• _SHORT EXERCISE_
Repeat the records verbatim and leave the pictures out of your copy.

(Rows from a figure dataset)
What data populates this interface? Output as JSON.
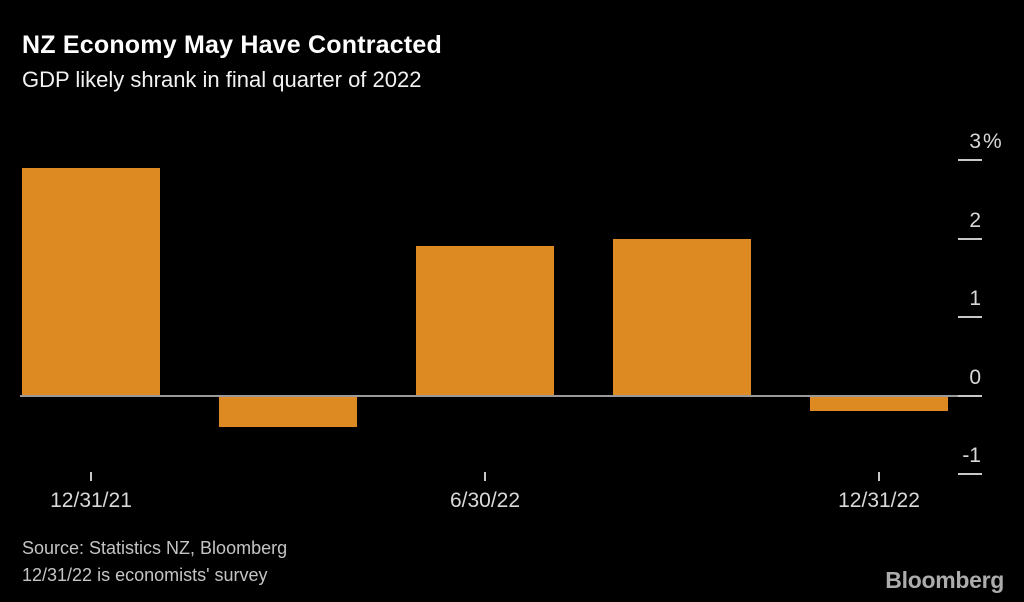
{
  "header": {
    "title": "NZ Economy May Have Contracted",
    "subtitle": "GDP likely shrank in final quarter of 2022"
  },
  "chart_data": {
    "type": "bar",
    "title": "NZ Economy May Have Contracted",
    "subtitle": "GDP likely shrank in final quarter of 2022",
    "unit": "%",
    "categories": [
      "12/31/21",
      "",
      "6/30/22",
      "",
      "12/31/22"
    ],
    "values": [
      2.9,
      -0.4,
      1.9,
      2.0,
      -0.2
    ],
    "bar_color": "#DC8A21",
    "grid": false,
    "legend": null,
    "ylim": [
      -1.4,
      3.3
    ],
    "y_axis": {
      "side": "right",
      "ticks": [
        {
          "value": 3,
          "num": "3",
          "suffix": "%"
        },
        {
          "value": 2,
          "num": "2",
          "suffix": ""
        },
        {
          "value": 1,
          "num": "1",
          "suffix": ""
        },
        {
          "value": 0,
          "num": "0",
          "suffix": ""
        },
        {
          "value": -1,
          "num": "-1",
          "suffix": ""
        }
      ]
    },
    "x_axis": {
      "ticks": [
        {
          "index": 0,
          "label": "12/31/21"
        },
        {
          "index": 2,
          "label": "6/30/22"
        },
        {
          "index": 4,
          "label": "12/31/22"
        }
      ]
    }
  },
  "footer": {
    "source_line1": "Source: Statistics NZ, Bloomberg",
    "source_line2": "12/31/22 is economists' survey",
    "brand": "Bloomberg"
  },
  "colors": {
    "background": "#000000",
    "bar": "#DC8A21",
    "zero_line": "#999999",
    "tick": "#C8C8C8",
    "axis_label": "#D9D9D9",
    "title": "#FFFFFF",
    "subtitle": "#F2F2F2",
    "source": "#C4C4C4",
    "brand": "#ACACAC"
  }
}
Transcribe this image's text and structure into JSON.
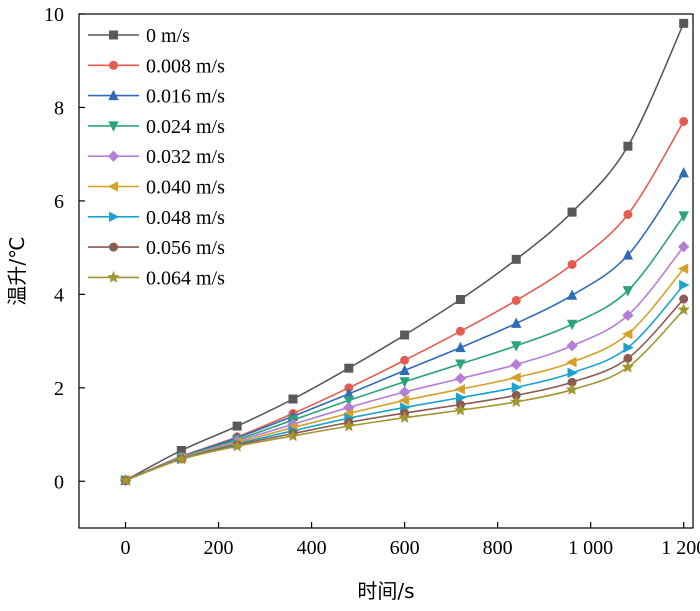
{
  "chart_data": {
    "type": "line",
    "xlabel": "时间/s",
    "ylabel": "温升/℃",
    "xlim": [
      -100,
      1220
    ],
    "ylim": [
      -1,
      10
    ],
    "xticks": [
      0,
      200,
      400,
      600,
      800,
      1000,
      1200
    ],
    "xtick_labels": [
      "0",
      "200",
      "400",
      "600",
      "800",
      "1 000",
      "1 200"
    ],
    "yticks": [
      0,
      2,
      4,
      6,
      8,
      10
    ],
    "ytick_labels": [
      "0",
      "2",
      "4",
      "6",
      "8",
      "10"
    ],
    "grid": false,
    "legend_position": "top-left",
    "x": [
      0,
      120,
      240,
      360,
      480,
      600,
      720,
      840,
      960,
      1080,
      1200
    ],
    "series": [
      {
        "name": "0 m/s",
        "color": "#595959",
        "marker": "square",
        "values": [
          0.02,
          0.66,
          1.18,
          1.76,
          2.42,
          3.13,
          3.89,
          4.75,
          5.76,
          7.17,
          9.8
        ]
      },
      {
        "name": "0.008 m/s",
        "color": "#e45c4f",
        "marker": "circle",
        "values": [
          0.02,
          0.53,
          0.95,
          1.45,
          2.0,
          2.59,
          3.21,
          3.87,
          4.64,
          5.71,
          7.7
        ]
      },
      {
        "name": "0.016 m/s",
        "color": "#2f6bb7",
        "marker": "triangle-up",
        "values": [
          0.02,
          0.52,
          0.93,
          1.39,
          1.87,
          2.37,
          2.86,
          3.38,
          3.98,
          4.84,
          6.6
        ]
      },
      {
        "name": "0.024 m/s",
        "color": "#2ba37c",
        "marker": "triangle-down",
        "values": [
          0.02,
          0.51,
          0.89,
          1.31,
          1.73,
          2.13,
          2.51,
          2.9,
          3.36,
          4.08,
          5.68
        ]
      },
      {
        "name": "0.032 m/s",
        "color": "#b57ed6",
        "marker": "diamond",
        "values": [
          0.02,
          0.5,
          0.86,
          1.22,
          1.58,
          1.91,
          2.2,
          2.5,
          2.9,
          3.55,
          5.02
        ]
      },
      {
        "name": "0.040 m/s",
        "color": "#d5a12a",
        "marker": "triangle-left",
        "values": [
          0.02,
          0.49,
          0.83,
          1.15,
          1.45,
          1.73,
          1.97,
          2.22,
          2.55,
          3.15,
          4.55
        ]
      },
      {
        "name": "0.048 m/s",
        "color": "#1aa3cf",
        "marker": "triangle-right",
        "values": [
          0.02,
          0.48,
          0.8,
          1.08,
          1.35,
          1.58,
          1.79,
          2.01,
          2.32,
          2.86,
          4.2
        ]
      },
      {
        "name": "0.056 m/s",
        "color": "#8b5a52",
        "marker": "circle",
        "values": [
          0.02,
          0.48,
          0.78,
          1.02,
          1.26,
          1.46,
          1.64,
          1.84,
          2.12,
          2.63,
          3.9
        ]
      },
      {
        "name": "0.064 m/s",
        "color": "#a29632",
        "marker": "star",
        "values": [
          0.02,
          0.47,
          0.75,
          0.97,
          1.18,
          1.36,
          1.52,
          1.7,
          1.96,
          2.44,
          3.67
        ]
      }
    ]
  }
}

• _RESULT OF THE EXERCISE_
What data populates this interface? Output as JSON.
{
  "header": {
    "title": "NZ Economy May Have Contracted",
    "subtitle": "GDP likely shrank in final quarter of 2022"
  },
  "chart_data": {
    "type": "bar",
    "title": "NZ Economy May Have Contracted",
    "subtitle": "GDP likely shrank in final quarter of 2022",
    "unit": "%",
    "categories": [
      "12/31/21",
      "",
      "6/30/22",
      "",
      "12/31/22"
    ],
    "values": [
      2.9,
      -0.4,
      1.9,
      2.0,
      -0.2
    ],
    "bar_color": "#DC8A21",
    "grid": false,
    "legend": null,
    "ylim": [
      -1.4,
      3.3
    ],
    "y_axis": {
      "side": "right",
      "ticks": [
        {
          "value": 3,
          "num": "3",
          "suffix": "%"
        },
        {
          "value": 2,
          "num": "2",
          "suffix": ""
        },
        {
          "value": 1,
          "num": "1",
          "suffix": ""
        },
        {
          "value": 0,
          "num": "0",
          "suffix": ""
        },
        {
          "value": -1,
          "num": "-1",
          "suffix": ""
        }
      ]
    },
    "x_axis": {
      "ticks": [
        {
          "index": 0,
          "label": "12/31/21"
        },
        {
          "index": 2,
          "label": "6/30/22"
        },
        {
          "index": 4,
          "label": "12/31/22"
        }
      ]
    }
  },
  "footer": {
    "source_line1": "Source: Statistics NZ, Bloomberg",
    "source_line2": "12/31/22 is economists' survey",
    "brand": "Bloomberg"
  },
  "colors": {
    "background": "#000000",
    "bar": "#DC8A21",
    "zero_line": "#999999",
    "tick": "#C8C8C8",
    "axis_label": "#D9D9D9",
    "title": "#FFFFFF",
    "subtitle": "#F2F2F2",
    "source": "#C4C4C4",
    "brand": "#ACACAC"
  }
}
Transcribe this image's text and structure into JSON.
{
  "chart_data": {
    "type": "line",
    "xlabel": "时间/s",
    "ylabel": "温升/℃",
    "xlim": [
      -100,
      1220
    ],
    "ylim": [
      -1,
      10
    ],
    "xticks": [
      0,
      200,
      400,
      600,
      800,
      1000,
      1200
    ],
    "xtick_labels": [
      "0",
      "200",
      "400",
      "600",
      "800",
      "1 000",
      "1 200"
    ],
    "yticks": [
      0,
      2,
      4,
      6,
      8,
      10
    ],
    "ytick_labels": [
      "0",
      "2",
      "4",
      "6",
      "8",
      "10"
    ],
    "grid": false,
    "legend_position": "top-left",
    "x": [
      0,
      120,
      240,
      360,
      480,
      600,
      720,
      840,
      960,
      1080,
      1200
    ],
    "series": [
      {
        "name": "0 m/s",
        "color": "#595959",
        "marker": "square",
        "values": [
          0.02,
          0.66,
          1.18,
          1.76,
          2.42,
          3.13,
          3.89,
          4.75,
          5.76,
          7.17,
          9.8
        ]
      },
      {
        "name": "0.008 m/s",
        "color": "#e45c4f",
        "marker": "circle",
        "values": [
          0.02,
          0.53,
          0.95,
          1.45,
          2.0,
          2.59,
          3.21,
          3.87,
          4.64,
          5.71,
          7.7
        ]
      },
      {
        "name": "0.016 m/s",
        "color": "#2f6bb7",
        "marker": "triangle-up",
        "values": [
          0.02,
          0.52,
          0.93,
          1.39,
          1.87,
          2.37,
          2.86,
          3.38,
          3.98,
          4.84,
          6.6
        ]
      },
      {
        "name": "0.024 m/s",
        "color": "#2ba37c",
        "marker": "triangle-down",
        "values": [
          0.02,
          0.51,
          0.89,
          1.31,
          1.73,
          2.13,
          2.51,
          2.9,
          3.36,
          4.08,
          5.68
        ]
      },
      {
        "name": "0.032 m/s",
        "color": "#b57ed6",
        "marker": "diamond",
        "values": [
          0.02,
          0.5,
          0.86,
          1.22,
          1.58,
          1.91,
          2.2,
          2.5,
          2.9,
          3.55,
          5.02
        ]
      },
      {
        "name": "0.040 m/s",
        "color": "#d5a12a",
        "marker": "triangle-left",
        "values": [
          0.02,
          0.49,
          0.83,
          1.15,
          1.45,
          1.73,
          1.97,
          2.22,
          2.55,
          3.15,
          4.55
        ]
      },
      {
        "name": "0.048 m/s",
        "color": "#1aa3cf",
        "marker": "triangle-right",
        "values": [
          0.02,
          0.48,
          0.8,
          1.08,
          1.35,
          1.58,
          1.79,
          2.01,
          2.32,
          2.86,
          4.2
        ]
      },
      {
        "name": "0.056 m/s",
        "color": "#8b5a52",
        "marker": "circle",
        "values": [
          0.02,
          0.48,
          0.78,
          1.02,
          1.26,
          1.46,
          1.64,
          1.84,
          2.12,
          2.63,
          3.9
        ]
      },
      {
        "name": "0.064 m/s",
        "color": "#a29632",
        "marker": "star",
        "values": [
          0.02,
          0.47,
          0.75,
          0.97,
          1.18,
          1.36,
          1.52,
          1.7,
          1.96,
          2.44,
          3.67
        ]
      }
    ]
  }
}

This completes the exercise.